Written instruction: In the material below, find all lines with the string "this" and copy them.
-- start --
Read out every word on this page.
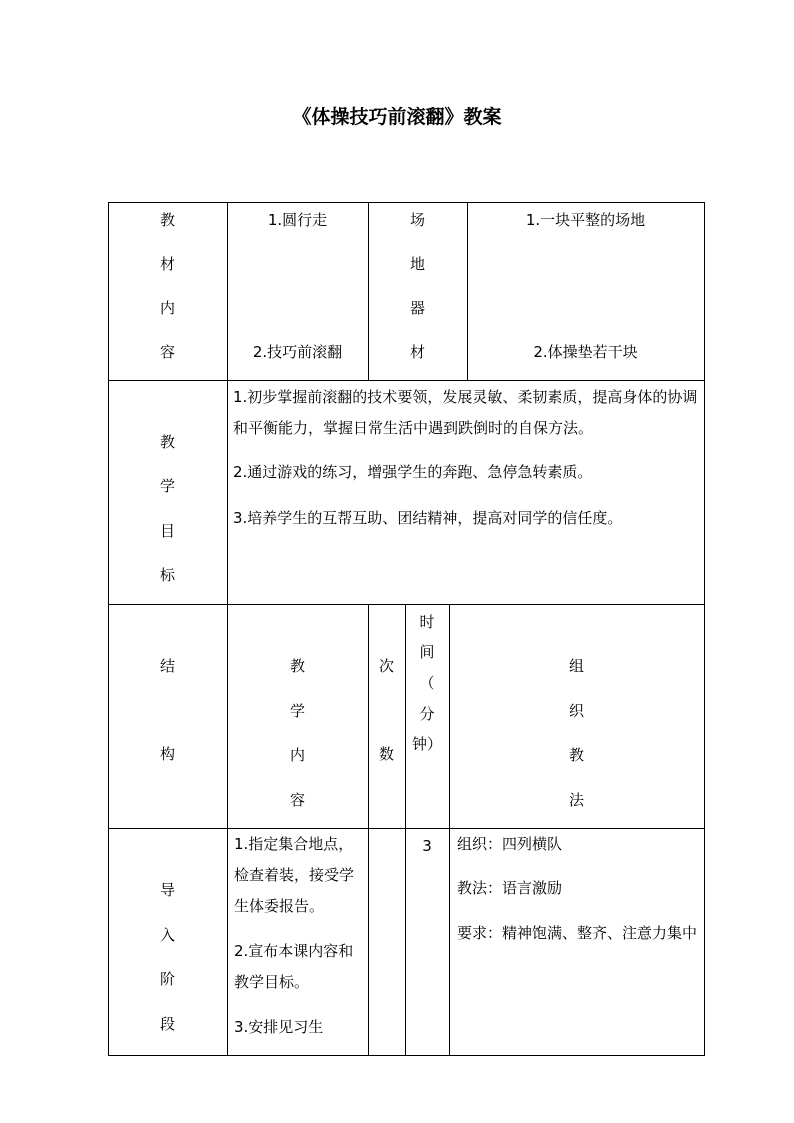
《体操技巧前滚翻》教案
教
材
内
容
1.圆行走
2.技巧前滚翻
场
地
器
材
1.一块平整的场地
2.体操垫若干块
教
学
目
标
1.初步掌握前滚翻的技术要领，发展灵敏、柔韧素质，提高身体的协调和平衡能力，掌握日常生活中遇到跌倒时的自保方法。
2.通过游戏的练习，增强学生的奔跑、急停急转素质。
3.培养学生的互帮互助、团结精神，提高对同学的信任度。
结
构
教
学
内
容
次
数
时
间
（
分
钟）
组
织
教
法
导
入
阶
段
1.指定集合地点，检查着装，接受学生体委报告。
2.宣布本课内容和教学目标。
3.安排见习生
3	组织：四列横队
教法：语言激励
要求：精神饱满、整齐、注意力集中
-- end --
-- start --
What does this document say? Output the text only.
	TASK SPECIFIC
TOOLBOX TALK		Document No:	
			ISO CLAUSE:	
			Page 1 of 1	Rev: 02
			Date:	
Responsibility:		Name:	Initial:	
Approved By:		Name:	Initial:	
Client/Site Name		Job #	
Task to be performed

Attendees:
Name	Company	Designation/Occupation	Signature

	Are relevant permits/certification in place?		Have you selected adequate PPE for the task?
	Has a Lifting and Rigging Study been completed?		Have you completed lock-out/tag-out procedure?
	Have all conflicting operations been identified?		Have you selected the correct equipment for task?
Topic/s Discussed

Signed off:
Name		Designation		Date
-- end --
The result:
Read out every word on this page.
What does this document say? Output the text only.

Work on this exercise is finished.